Recast every line of the records below as a Markdown table with two columns, Row and Line, numbering each line and leaving out blank lines.

● Supplied records
————

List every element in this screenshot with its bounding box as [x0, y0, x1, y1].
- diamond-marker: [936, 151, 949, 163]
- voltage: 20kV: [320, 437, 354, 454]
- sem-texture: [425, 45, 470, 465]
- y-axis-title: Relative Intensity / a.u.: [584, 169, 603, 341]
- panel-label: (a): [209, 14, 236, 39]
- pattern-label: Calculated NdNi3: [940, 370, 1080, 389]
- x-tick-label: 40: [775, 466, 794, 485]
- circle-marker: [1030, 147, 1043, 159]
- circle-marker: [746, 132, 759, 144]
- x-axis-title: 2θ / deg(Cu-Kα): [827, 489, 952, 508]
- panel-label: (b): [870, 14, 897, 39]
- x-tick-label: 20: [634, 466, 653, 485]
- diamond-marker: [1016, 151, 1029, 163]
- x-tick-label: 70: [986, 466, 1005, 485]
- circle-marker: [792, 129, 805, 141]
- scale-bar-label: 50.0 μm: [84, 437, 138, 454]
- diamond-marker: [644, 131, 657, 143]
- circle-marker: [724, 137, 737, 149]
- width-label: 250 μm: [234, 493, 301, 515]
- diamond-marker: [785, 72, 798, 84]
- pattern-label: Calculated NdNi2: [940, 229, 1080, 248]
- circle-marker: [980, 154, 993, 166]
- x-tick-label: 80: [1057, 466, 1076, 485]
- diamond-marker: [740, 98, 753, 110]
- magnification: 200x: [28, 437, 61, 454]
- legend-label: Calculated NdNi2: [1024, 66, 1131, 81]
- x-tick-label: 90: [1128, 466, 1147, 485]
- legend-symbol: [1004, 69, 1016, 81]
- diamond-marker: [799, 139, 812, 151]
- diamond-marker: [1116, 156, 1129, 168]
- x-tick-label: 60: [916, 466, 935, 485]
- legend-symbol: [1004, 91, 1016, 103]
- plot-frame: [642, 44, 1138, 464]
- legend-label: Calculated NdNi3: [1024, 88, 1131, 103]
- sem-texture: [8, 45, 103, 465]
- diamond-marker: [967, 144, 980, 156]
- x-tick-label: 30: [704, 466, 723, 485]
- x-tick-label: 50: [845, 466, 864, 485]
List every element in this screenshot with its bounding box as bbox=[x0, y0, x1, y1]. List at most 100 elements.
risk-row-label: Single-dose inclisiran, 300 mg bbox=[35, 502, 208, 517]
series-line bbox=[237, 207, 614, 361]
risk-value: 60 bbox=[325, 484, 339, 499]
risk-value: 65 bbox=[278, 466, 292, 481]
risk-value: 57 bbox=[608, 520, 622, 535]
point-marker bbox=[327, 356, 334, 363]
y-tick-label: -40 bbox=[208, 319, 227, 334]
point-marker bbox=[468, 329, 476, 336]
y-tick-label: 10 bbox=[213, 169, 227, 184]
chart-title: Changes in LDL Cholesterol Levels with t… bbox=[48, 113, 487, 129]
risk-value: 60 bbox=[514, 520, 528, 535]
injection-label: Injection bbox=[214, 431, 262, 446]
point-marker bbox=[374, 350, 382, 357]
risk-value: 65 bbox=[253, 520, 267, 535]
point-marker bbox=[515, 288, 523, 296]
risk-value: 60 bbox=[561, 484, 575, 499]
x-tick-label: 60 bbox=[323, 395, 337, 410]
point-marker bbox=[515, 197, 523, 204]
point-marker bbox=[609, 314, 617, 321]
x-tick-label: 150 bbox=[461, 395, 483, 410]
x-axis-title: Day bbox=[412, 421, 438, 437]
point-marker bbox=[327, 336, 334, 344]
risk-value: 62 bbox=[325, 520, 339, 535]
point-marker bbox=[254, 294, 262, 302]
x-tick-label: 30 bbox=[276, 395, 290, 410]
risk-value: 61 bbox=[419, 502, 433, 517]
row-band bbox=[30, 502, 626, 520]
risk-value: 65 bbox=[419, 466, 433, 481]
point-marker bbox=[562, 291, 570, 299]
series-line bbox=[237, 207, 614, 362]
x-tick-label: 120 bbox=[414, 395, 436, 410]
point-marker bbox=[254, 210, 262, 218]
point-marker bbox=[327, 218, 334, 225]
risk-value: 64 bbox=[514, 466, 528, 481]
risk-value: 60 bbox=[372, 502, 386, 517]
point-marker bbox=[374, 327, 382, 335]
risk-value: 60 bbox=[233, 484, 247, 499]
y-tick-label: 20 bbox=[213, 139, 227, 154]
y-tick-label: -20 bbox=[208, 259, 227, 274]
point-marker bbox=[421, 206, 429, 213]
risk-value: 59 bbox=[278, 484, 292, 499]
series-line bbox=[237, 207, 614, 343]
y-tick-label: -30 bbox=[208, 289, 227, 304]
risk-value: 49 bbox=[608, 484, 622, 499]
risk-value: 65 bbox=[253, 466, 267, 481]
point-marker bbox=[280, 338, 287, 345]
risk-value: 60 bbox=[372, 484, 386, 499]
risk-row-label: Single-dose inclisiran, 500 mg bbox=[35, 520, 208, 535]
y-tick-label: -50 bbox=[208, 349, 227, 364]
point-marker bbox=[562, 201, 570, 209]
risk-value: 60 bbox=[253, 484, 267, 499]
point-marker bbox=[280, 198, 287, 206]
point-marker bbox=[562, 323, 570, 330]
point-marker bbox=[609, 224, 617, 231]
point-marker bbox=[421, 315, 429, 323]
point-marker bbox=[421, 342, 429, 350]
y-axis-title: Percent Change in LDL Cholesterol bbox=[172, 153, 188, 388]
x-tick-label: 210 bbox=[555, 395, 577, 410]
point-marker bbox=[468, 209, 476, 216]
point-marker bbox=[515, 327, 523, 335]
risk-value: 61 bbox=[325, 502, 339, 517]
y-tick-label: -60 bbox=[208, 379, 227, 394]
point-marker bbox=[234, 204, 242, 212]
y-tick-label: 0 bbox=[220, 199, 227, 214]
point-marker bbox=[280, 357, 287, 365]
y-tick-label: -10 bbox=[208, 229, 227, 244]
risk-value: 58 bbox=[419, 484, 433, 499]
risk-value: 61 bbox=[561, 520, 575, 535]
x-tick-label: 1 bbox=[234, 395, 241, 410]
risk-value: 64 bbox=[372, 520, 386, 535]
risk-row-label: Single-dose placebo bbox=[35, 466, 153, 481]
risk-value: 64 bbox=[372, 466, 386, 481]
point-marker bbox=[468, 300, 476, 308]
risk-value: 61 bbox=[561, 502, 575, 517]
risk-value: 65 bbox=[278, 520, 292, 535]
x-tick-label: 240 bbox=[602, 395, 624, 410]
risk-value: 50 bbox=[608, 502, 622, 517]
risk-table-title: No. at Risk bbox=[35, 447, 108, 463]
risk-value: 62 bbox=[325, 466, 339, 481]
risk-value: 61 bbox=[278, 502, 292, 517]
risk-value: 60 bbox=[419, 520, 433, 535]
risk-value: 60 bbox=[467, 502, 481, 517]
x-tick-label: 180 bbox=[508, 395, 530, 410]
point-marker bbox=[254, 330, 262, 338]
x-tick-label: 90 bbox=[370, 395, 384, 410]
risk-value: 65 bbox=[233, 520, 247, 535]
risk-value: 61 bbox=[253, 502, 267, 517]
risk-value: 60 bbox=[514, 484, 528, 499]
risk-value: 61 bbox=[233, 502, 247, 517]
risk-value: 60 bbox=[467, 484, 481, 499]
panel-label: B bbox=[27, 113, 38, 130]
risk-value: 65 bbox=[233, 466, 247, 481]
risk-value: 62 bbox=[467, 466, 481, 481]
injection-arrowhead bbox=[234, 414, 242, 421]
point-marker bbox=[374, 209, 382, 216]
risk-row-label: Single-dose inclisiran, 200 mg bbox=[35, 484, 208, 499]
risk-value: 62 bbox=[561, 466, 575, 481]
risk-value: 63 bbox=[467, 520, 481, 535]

————

● Answer
| Row | Line |
|---|---|
| 1 | List every element in this screenshot with its bounding box as [x0, y0, x1, y1]. |
| 2 | - diamond-marker: [936, 151, 949, 163] |
| 3 | - voltage: 20kV: [320, 437, 354, 454] |
| 4 | - sem-texture: [425, 45, 470, 465] |
| 5 | - y-axis-title: Relative Intensity / a.u.: [584, 169, 603, 341] |
| 6 | - panel-label: (a): [209, 14, 236, 39] |
| 7 | - pattern-label: Calculated NdNi3: [940, 370, 1080, 389] |
| 8 | - x-tick-label: 40: [775, 466, 794, 485] |
| 9 | - circle-marker: [1030, 147, 1043, 159] |
| 10 | - circle-marker: [746, 132, 759, 144] |
| 11 | - x-axis-title: 2θ / deg(Cu-Kα): [827, 489, 952, 508] |
| 12 | - panel-label: (b): [870, 14, 897, 39] |
| 13 | - x-tick-label: 20: [634, 466, 653, 485] |
| 14 | - diamond-marker: [1016, 151, 1029, 163] |
| 15 | - x-tick-label: 70: [986, 466, 1005, 485] |
| 16 | - circle-marker: [792, 129, 805, 141] |
| 17 | - scale-bar-label: 50.0 μm: [84, 437, 138, 454] |
| 18 | - diamond-marker: [644, 131, 657, 143] |
| 19 | - circle-marker: [724, 137, 737, 149] |
| 20 | - width-label: 250 μm: [234, 493, 301, 515] |
| 21 | - diamond-marker: [785, 72, 798, 84] |
| 22 | - pattern-label: Calculated NdNi2: [940, 229, 1080, 248] |
| 23 | - circle-marker: [980, 154, 993, 166] |
| 24 | - x-tick-label: 80: [1057, 466, 1076, 485] |
| 25 | - diamond-marker: [740, 98, 753, 110] |
| 26 | - magnification: 200x: [28, 437, 61, 454] |
| 27 | - legend-label: Calculated NdNi2: [1024, 66, 1131, 81] |
| 28 | - x-tick-label: 90: [1128, 466, 1147, 485] |
| 29 | - legend-symbol: [1004, 69, 1016, 81] |
| 30 | - diamond-marker: [799, 139, 812, 151] |
| 31 | - diamond-marker: [1116, 156, 1129, 168] |
| 32 | - x-tick-label: 60: [916, 466, 935, 485] |
| 33 | - legend-symbol: [1004, 91, 1016, 103] |
| 34 | - plot-frame: [642, 44, 1138, 464] |
| 35 | - legend-label: Calculated NdNi3: [1024, 88, 1131, 103] |
| 36 | - sem-texture: [8, 45, 103, 465] |
| 37 | - diamond-marker: [967, 144, 980, 156] |
| 38 | - x-tick-label: 30: [704, 466, 723, 485] |
| 39 | - x-tick-label: 50: [845, 466, 864, 485] |
| 40 | List every element in this screenshot with its bounding box as bbox=[x0, y0, x1, y1]. List at most 100 elements. |
| 41 | risk-row-label: Single-dose inclisiran, 300 mg bbox=[35, 502, 208, 517] |
| 42 | series-line bbox=[237, 207, 614, 361] |
| 43 | risk-value: 60 bbox=[325, 484, 339, 499] |
| 44 | risk-value: 65 bbox=[278, 466, 292, 481] |
| 45 | risk-value: 57 bbox=[608, 520, 622, 535] |
| 46 | point-marker bbox=[327, 356, 334, 363] |
| 47 | y-tick-label: -40 bbox=[208, 319, 227, 334] |
| 48 | point-marker bbox=[468, 329, 476, 336] |
| 49 | y-tick-label: 10 bbox=[213, 169, 227, 184] |
| 50 | chart-title: Changes in LDL Cholesterol Levels with t… bbox=[48, 113, 487, 129] |
| 51 | risk-value: 60 bbox=[514, 520, 528, 535] |
| 52 | injection-label: Injection bbox=[214, 431, 262, 446] |
| 53 | point-marker bbox=[374, 350, 382, 357] |
| 54 | risk-value: 65 bbox=[253, 520, 267, 535] |
| 55 | point-marker bbox=[515, 288, 523, 296] |
| 56 | risk-value: 60 bbox=[561, 484, 575, 499] |
| 57 | x-tick-label: 60 bbox=[323, 395, 337, 410] |
| 58 | point-marker bbox=[515, 197, 523, 204] |
| 59 | point-marker bbox=[609, 314, 617, 321] |
| 60 | x-tick-label: 150 bbox=[461, 395, 483, 410] |
| 61 | x-axis-title: Day bbox=[412, 421, 438, 437] |
| 62 | point-marker bbox=[327, 336, 334, 344] |
| 63 | risk-value: 62 bbox=[325, 520, 339, 535] |
| 64 | point-marker bbox=[254, 294, 262, 302] |
| 65 | x-tick-label: 30 bbox=[276, 395, 290, 410] |
| 66 | risk-value: 61 bbox=[419, 502, 433, 517] |
| 67 | row-band bbox=[30, 502, 626, 520] |
| 68 | risk-value: 65 bbox=[419, 466, 433, 481] |
| 69 | point-marker bbox=[562, 291, 570, 299] |
| 70 | series-line bbox=[237, 207, 614, 362] |
| 71 | x-tick-label: 120 bbox=[414, 395, 436, 410] |
| 72 | point-marker bbox=[254, 210, 262, 218] |
| 73 | point-marker bbox=[327, 218, 334, 225] |
| 74 | risk-value: 64 bbox=[514, 466, 528, 481] |
| 75 | risk-value: 60 bbox=[372, 502, 386, 517] |
| 76 | point-marker bbox=[374, 327, 382, 335] |
| 77 | risk-value: 60 bbox=[233, 484, 247, 499] |
| 78 | y-tick-label: 20 bbox=[213, 139, 227, 154] |
| 79 | y-tick-label: -20 bbox=[208, 259, 227, 274] |
| 80 | point-marker bbox=[421, 206, 429, 213] |
| 81 | risk-value: 59 bbox=[278, 484, 292, 499] |
| 82 | series-line bbox=[237, 207, 614, 343] |
| 83 | y-tick-label: -30 bbox=[208, 289, 227, 304] |
| 84 | risk-value: 49 bbox=[608, 484, 622, 499] |
| 85 | risk-value: 65 bbox=[253, 466, 267, 481] |
| 86 | point-marker bbox=[280, 338, 287, 345] |
| 87 | risk-value: 60 bbox=[372, 484, 386, 499] |
| 88 | risk-row-label: Single-dose inclisiran, 500 mg bbox=[35, 520, 208, 535] |
| 89 | y-tick-label: -50 bbox=[208, 349, 227, 364] |
| 90 | point-marker bbox=[562, 201, 570, 209] |
| 91 | risk-value: 60 bbox=[253, 484, 267, 499] |
| 92 | point-marker bbox=[280, 198, 287, 206] |
| 93 | point-marker bbox=[562, 323, 570, 330] |
| 94 | point-marker bbox=[609, 224, 617, 231] |
| 95 | point-marker bbox=[421, 315, 429, 323] |
| 96 | point-marker bbox=[421, 342, 429, 350] |
| 97 | y-axis-title: Percent Change in LDL Cholesterol bbox=[172, 153, 188, 388] |
| 98 | x-tick-label: 210 bbox=[555, 395, 577, 410] |
| 99 | point-marker bbox=[468, 209, 476, 216] |
| 100 | point-marker bbox=[515, 327, 523, 335] |
| 101 | risk-value: 61 bbox=[325, 502, 339, 517] |
| 102 | y-tick-label: -60 bbox=[208, 379, 227, 394] |
| 103 | point-marker bbox=[234, 204, 242, 212] |
| 104 | y-tick-label: 0 bbox=[220, 199, 227, 214] |
| 105 | point-marker bbox=[280, 357, 287, 365] |
| 106 | y-tick-label: -10 bbox=[208, 229, 227, 244] |
| 107 | risk-value: 58 bbox=[419, 484, 433, 499] |
| 108 | risk-value: 61 bbox=[561, 520, 575, 535] |
| 109 | x-tick-label: 1 bbox=[234, 395, 241, 410] |
| 110 | risk-value: 64 bbox=[372, 520, 386, 535] |
| 111 | risk-row-label: Single-dose placebo bbox=[35, 466, 153, 481] |
| 112 | risk-value: 64 bbox=[372, 466, 386, 481] |
| 113 | point-marker bbox=[468, 300, 476, 308] |
| 114 | risk-value: 61 bbox=[561, 502, 575, 517] |
| 115 | risk-value: 65 bbox=[278, 520, 292, 535] |
| 116 | x-tick-label: 240 bbox=[602, 395, 624, 410] |
| 117 | risk-value: 50 bbox=[608, 502, 622, 517] |
| 118 | risk-table-title: No. at Risk bbox=[35, 447, 108, 463] |
| 119 | risk-value: 62 bbox=[325, 466, 339, 481] |
| 120 | risk-value: 61 bbox=[278, 502, 292, 517] |
| 121 | risk-value: 60 bbox=[419, 520, 433, 535] |
| 122 | risk-value: 60 bbox=[467, 502, 481, 517] |
| 123 | x-tick-label: 180 bbox=[508, 395, 530, 410] |
| 124 | point-marker bbox=[254, 330, 262, 338] |
| 125 | x-tick-label: 90 bbox=[370, 395, 384, 410] |
| 126 | risk-value: 65 bbox=[233, 520, 247, 535] |
| 127 | risk-value: 61 bbox=[253, 502, 267, 517] |
| 128 | risk-value: 60 bbox=[514, 484, 528, 499] |
| 129 | risk-value: 61 bbox=[233, 502, 247, 517] |
| 130 | risk-value: 60 bbox=[467, 484, 481, 499] |
| 131 | panel-label: B bbox=[27, 113, 38, 130] |
| 132 | risk-value: 65 bbox=[233, 466, 247, 481] |
| 133 | risk-value: 62 bbox=[467, 466, 481, 481] |
| 134 | injection-arrowhead bbox=[234, 414, 242, 421] |
| 135 | point-marker bbox=[374, 209, 382, 216] |
| 136 | risk-row-label: Single-dose inclisiran, 200 mg bbox=[35, 484, 208, 499] |
| 137 | risk-value: 62 bbox=[561, 466, 575, 481] |
| 138 | risk-value: 63 bbox=[467, 520, 481, 535] |